Dataset items

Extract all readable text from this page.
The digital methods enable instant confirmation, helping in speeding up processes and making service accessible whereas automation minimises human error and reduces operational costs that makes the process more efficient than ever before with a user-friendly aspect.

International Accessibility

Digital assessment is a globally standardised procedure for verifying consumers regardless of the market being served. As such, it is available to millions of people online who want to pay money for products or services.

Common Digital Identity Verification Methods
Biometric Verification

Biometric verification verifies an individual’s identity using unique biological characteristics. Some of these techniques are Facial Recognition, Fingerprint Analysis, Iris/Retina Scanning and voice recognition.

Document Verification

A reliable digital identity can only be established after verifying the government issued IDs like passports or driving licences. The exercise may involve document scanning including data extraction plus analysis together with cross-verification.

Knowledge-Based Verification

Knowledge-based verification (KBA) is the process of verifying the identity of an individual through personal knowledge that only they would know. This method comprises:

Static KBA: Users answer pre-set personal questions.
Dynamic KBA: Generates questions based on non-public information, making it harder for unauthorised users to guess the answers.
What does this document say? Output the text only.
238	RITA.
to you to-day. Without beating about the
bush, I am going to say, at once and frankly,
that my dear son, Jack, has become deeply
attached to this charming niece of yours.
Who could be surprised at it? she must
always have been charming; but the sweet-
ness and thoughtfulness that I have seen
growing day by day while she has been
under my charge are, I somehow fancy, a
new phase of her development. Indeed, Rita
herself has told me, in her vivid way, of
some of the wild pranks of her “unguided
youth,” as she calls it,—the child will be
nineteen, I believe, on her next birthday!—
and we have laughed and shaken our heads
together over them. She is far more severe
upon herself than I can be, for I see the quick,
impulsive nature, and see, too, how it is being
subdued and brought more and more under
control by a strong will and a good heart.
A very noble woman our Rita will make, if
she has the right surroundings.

---

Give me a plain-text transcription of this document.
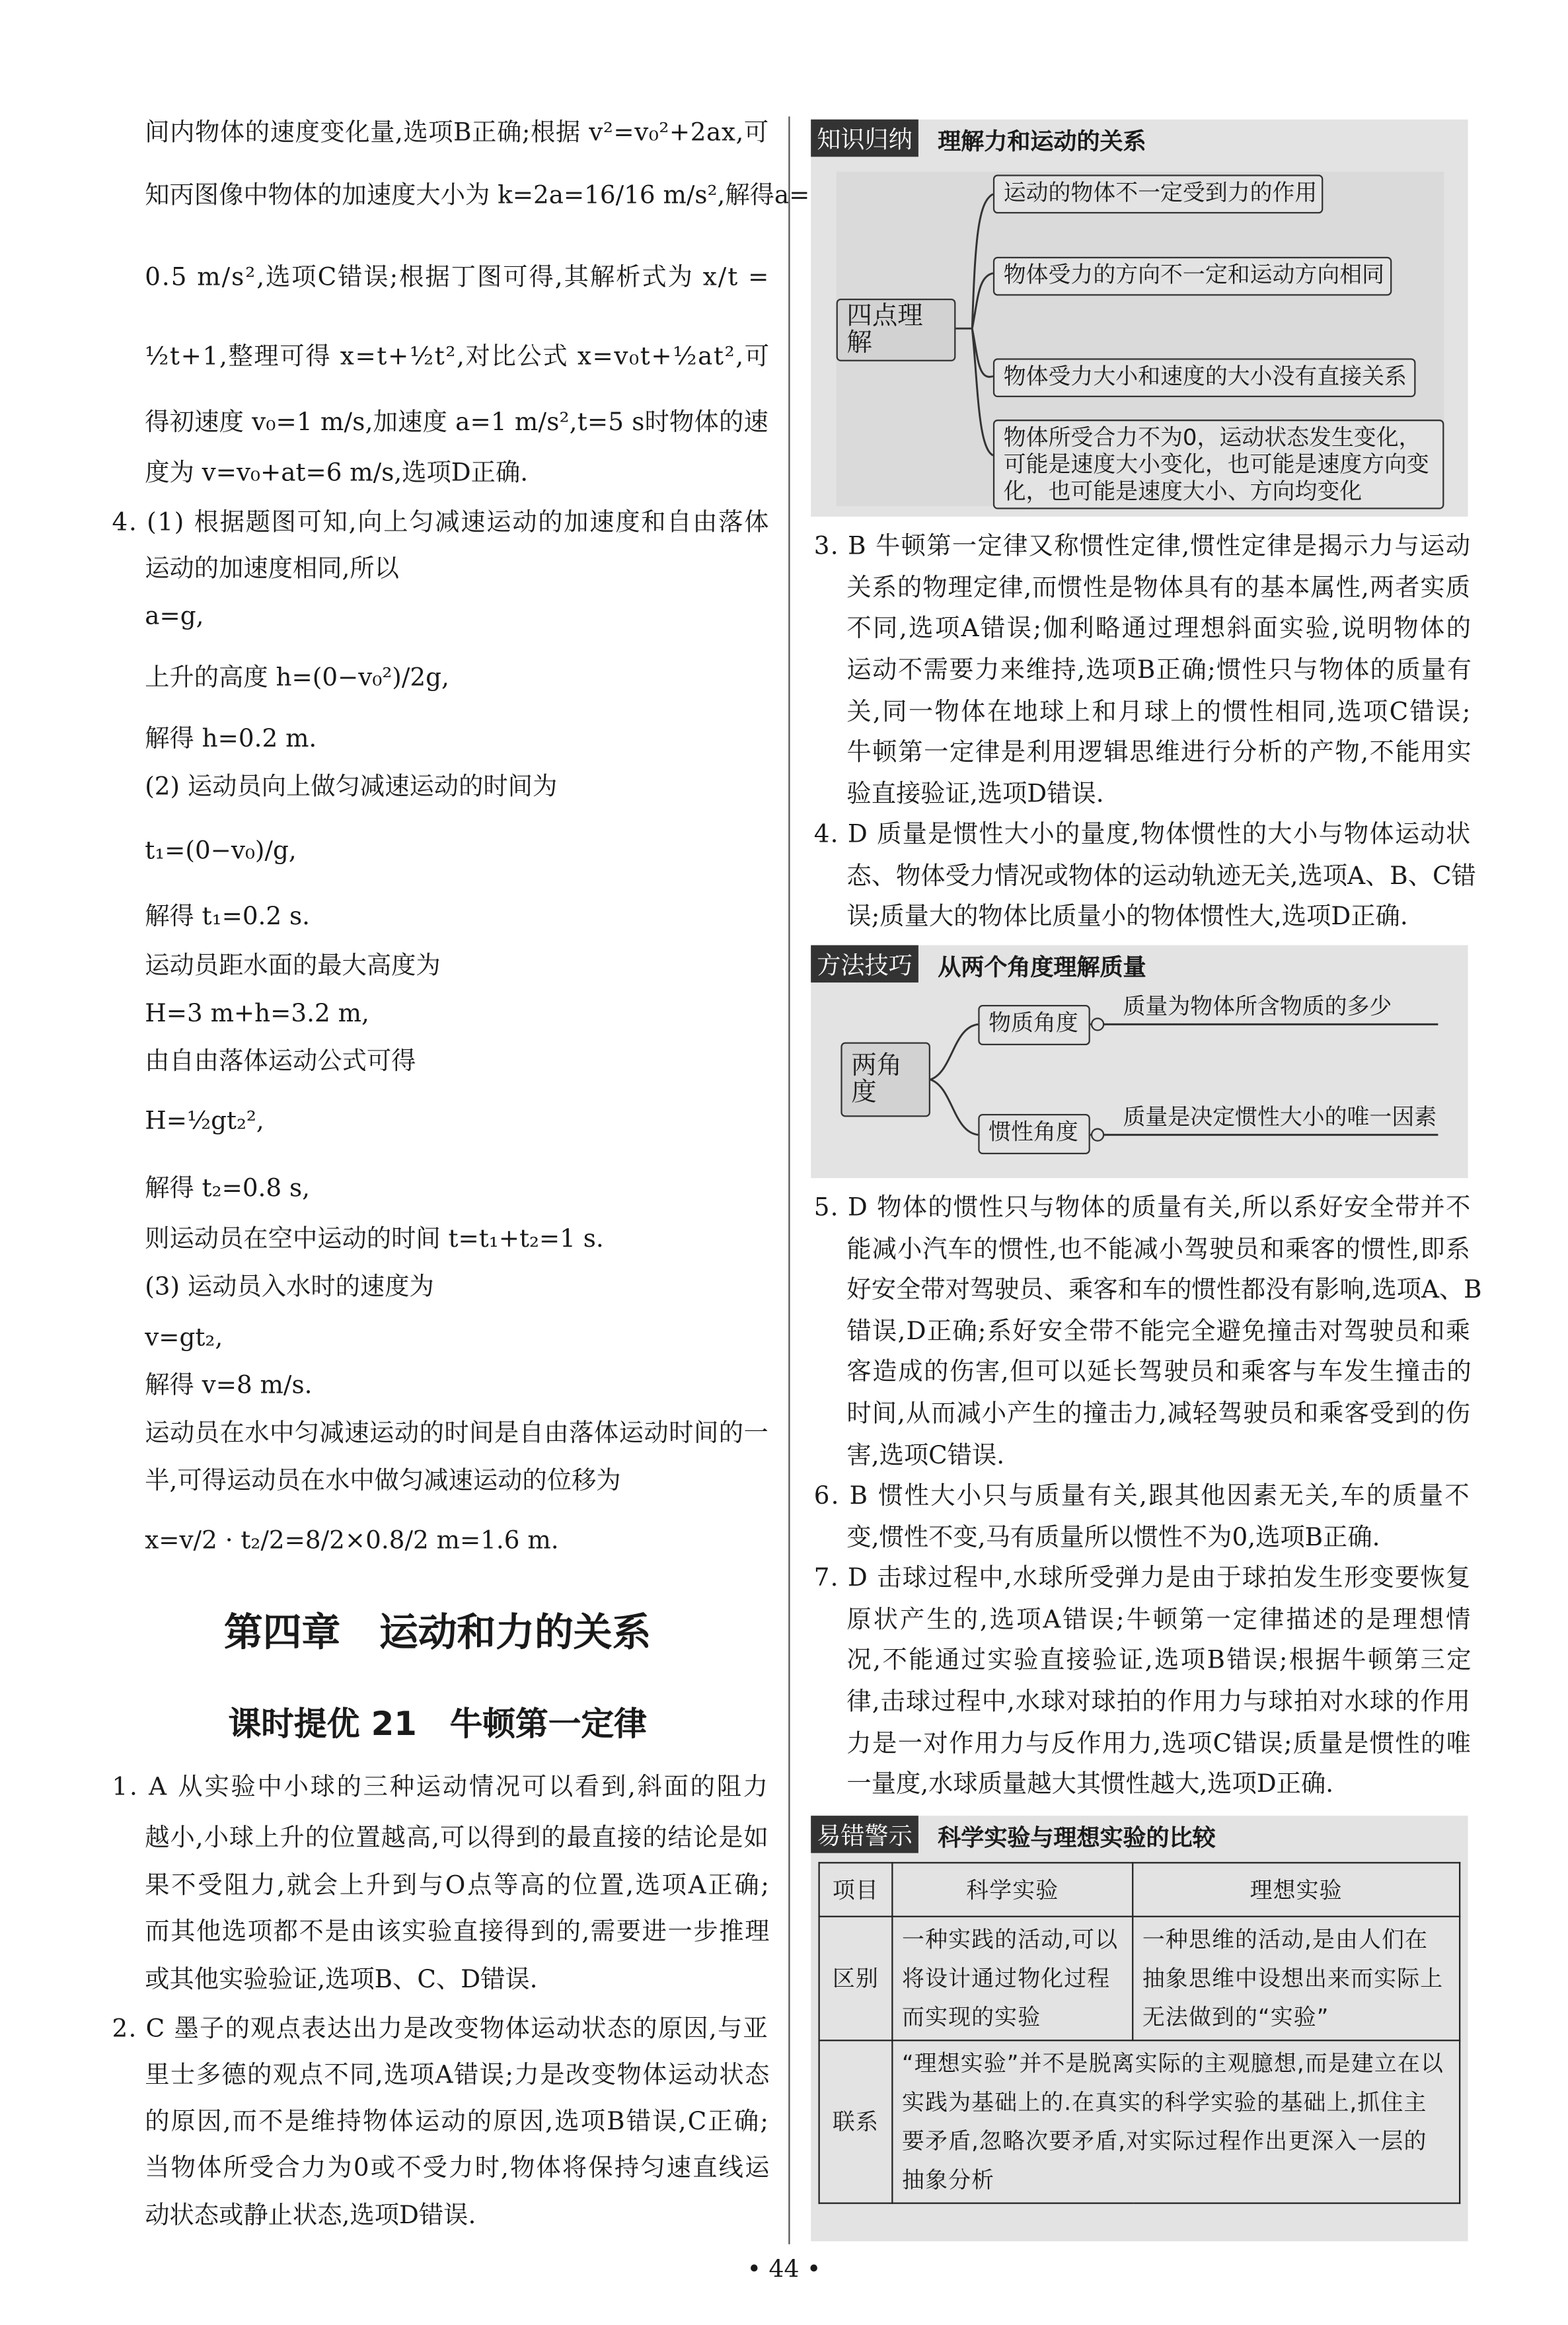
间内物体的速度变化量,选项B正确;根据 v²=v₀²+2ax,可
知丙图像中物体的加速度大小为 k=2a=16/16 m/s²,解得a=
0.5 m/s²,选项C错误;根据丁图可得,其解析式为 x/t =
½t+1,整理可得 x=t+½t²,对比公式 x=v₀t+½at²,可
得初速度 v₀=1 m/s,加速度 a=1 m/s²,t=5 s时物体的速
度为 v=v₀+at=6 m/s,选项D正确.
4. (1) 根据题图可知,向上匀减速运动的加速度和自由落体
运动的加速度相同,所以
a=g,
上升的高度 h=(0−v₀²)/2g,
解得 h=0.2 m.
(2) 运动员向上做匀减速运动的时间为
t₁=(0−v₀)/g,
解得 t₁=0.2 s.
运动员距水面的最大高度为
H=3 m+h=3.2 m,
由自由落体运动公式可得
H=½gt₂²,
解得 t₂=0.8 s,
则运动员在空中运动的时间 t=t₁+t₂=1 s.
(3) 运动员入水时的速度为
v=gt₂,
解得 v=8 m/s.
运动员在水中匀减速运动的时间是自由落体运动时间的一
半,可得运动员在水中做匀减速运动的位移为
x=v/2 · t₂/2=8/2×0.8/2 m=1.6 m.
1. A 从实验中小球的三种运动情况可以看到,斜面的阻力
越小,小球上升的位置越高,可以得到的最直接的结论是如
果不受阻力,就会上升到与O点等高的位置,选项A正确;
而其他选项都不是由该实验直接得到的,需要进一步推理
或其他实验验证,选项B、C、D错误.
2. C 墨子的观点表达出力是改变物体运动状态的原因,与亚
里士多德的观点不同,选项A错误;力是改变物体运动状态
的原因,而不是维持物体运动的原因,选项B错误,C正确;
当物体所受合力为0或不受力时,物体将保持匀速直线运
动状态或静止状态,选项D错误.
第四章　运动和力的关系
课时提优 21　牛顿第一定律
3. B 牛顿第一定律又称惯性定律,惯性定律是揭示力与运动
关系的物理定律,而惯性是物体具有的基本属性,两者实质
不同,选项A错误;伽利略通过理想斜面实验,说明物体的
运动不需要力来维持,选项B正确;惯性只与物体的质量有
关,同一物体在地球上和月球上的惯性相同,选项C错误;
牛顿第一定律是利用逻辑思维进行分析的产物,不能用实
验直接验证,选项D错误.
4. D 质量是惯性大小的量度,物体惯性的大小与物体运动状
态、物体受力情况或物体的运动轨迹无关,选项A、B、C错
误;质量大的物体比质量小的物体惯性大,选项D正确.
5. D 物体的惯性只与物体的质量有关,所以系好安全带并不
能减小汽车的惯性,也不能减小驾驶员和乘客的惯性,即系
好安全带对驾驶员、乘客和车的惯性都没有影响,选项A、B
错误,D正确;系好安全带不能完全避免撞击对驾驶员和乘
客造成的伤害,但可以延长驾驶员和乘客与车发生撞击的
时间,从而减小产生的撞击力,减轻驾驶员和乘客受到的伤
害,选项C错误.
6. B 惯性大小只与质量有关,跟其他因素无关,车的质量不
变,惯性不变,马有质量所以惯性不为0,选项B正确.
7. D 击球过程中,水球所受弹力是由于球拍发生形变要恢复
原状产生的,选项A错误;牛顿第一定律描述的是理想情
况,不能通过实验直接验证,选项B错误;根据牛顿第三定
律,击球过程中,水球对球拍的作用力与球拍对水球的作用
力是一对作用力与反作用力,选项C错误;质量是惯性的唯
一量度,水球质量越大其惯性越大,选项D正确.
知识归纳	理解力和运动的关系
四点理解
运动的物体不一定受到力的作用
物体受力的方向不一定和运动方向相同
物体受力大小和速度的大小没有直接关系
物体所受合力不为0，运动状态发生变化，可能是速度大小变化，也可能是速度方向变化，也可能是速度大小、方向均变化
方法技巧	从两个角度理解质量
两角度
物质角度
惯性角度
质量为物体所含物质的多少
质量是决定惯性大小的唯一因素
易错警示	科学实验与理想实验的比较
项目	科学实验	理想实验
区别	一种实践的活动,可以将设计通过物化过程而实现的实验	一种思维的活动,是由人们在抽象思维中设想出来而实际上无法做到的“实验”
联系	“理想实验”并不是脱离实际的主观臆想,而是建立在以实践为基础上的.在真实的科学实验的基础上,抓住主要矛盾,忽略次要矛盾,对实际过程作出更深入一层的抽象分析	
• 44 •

■ **Task goal**:
Find the word "text" in the data and copy out each line where it turns up.

■ **Answer to the exercise**:
Extract all readable text from this page.
What does this document say? Output the text only.
Give me a plain-text transcription of this document.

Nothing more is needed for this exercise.